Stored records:
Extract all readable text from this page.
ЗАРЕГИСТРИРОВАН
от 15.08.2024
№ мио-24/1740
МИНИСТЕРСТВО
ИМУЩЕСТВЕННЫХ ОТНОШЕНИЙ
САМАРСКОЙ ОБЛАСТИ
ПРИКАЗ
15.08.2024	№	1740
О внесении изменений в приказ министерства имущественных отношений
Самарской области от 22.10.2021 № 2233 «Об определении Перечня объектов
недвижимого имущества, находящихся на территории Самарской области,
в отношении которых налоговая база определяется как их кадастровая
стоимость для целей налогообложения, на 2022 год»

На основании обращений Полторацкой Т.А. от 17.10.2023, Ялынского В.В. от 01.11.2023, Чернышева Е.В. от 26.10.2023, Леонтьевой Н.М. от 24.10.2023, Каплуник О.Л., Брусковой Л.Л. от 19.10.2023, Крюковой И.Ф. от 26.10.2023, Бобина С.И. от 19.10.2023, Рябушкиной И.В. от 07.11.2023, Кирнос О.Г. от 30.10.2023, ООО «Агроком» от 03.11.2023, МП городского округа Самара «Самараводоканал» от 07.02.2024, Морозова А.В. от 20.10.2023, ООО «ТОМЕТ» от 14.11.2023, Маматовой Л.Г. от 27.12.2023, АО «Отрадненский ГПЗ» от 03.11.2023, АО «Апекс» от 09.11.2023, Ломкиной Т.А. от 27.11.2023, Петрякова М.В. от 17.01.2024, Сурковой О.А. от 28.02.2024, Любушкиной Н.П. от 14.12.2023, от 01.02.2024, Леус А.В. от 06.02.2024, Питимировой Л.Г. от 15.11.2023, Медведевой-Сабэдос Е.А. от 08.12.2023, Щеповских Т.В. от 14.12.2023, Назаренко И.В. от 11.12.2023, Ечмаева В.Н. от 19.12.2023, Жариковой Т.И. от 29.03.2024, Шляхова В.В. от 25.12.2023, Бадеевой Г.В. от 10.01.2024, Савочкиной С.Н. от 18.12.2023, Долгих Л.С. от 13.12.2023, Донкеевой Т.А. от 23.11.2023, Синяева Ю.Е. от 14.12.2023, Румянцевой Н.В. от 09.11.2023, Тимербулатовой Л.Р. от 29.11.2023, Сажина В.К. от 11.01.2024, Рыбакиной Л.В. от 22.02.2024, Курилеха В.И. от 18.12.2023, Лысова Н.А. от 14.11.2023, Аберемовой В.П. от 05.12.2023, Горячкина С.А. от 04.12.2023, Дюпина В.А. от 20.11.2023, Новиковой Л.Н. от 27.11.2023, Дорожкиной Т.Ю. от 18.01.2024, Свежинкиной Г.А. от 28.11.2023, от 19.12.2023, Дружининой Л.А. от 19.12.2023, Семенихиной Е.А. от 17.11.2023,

Stated exercise:
All of the material must be reproduced exactly.

Output of the task:
Extract all readable text from this page.
ЗАРЕГИСТРИРОВАН
от 15.08.2024
№ мио-24/1740
МИНИСТЕРСТВО
ИМУЩЕСТВЕННЫХ ОТНОШЕНИЙ
САМАРСКОЙ ОБЛАСТИ
ПРИКАЗ
15.08.2024	№	1740
О внесении изменений в приказ министерства имущественных отношений
Самарской области от 22.10.2021 № 2233 «Об определении Перечня объектов
недвижимого имущества, находящихся на территории Самарской области,
в отношении которых налоговая база определяется как их кадастровая
стоимость для целей налогообложения, на 2022 год»

На основании обращений Полторацкой Т.А. от 17.10.2023, Ялынского В.В. от 01.11.2023, Чернышева Е.В. от 26.10.2023, Леонтьевой Н.М. от 24.10.2023, Каплуник О.Л., Брусковой Л.Л. от 19.10.2023, Крюковой И.Ф. от 26.10.2023, Бобина С.И. от 19.10.2023, Рябушкиной И.В. от 07.11.2023, Кирнос О.Г. от 30.10.2023, ООО «Агроком» от 03.11.2023, МП городского округа Самара «Самараводоканал» от 07.02.2024, Морозова А.В. от 20.10.2023, ООО «ТОМЕТ» от 14.11.2023, Маматовой Л.Г. от 27.12.2023, АО «Отрадненский ГПЗ» от 03.11.2023, АО «Апекс» от 09.11.2023, Ломкиной Т.А. от 27.11.2023, Петрякова М.В. от 17.01.2024, Сурковой О.А. от 28.02.2024, Любушкиной Н.П. от 14.12.2023, от 01.02.2024, Леус А.В. от 06.02.2024, Питимировой Л.Г. от 15.11.2023, Медведевой-Сабэдос Е.А. от 08.12.2023, Щеповских Т.В. от 14.12.2023, Назаренко И.В. от 11.12.2023, Ечмаева В.Н. от 19.12.2023, Жариковой Т.И. от 29.03.2024, Шляхова В.В. от 25.12.2023, Бадеевой Г.В. от 10.01.2024, Савочкиной С.Н. от 18.12.2023, Долгих Л.С. от 13.12.2023, Донкеевой Т.А. от 23.11.2023, Синяева Ю.Е. от 14.12.2023, Румянцевой Н.В. от 09.11.2023, Тимербулатовой Л.Р. от 29.11.2023, Сажина В.К. от 11.01.2024, Рыбакиной Л.В. от 22.02.2024, Курилеха В.И. от 18.12.2023, Лысова Н.А. от 14.11.2023, Аберемовой В.П. от 05.12.2023, Горячкина С.А. от 04.12.2023, Дюпина В.А. от 20.11.2023, Новиковой Л.Н. от 27.11.2023, Дорожкиной Т.Ю. от 18.01.2024, Свежинкиной Г.А. от 28.11.2023, от 19.12.2023, Дружининой Л.А. от 19.12.2023, Семенихиной Е.А. от 17.11.2023,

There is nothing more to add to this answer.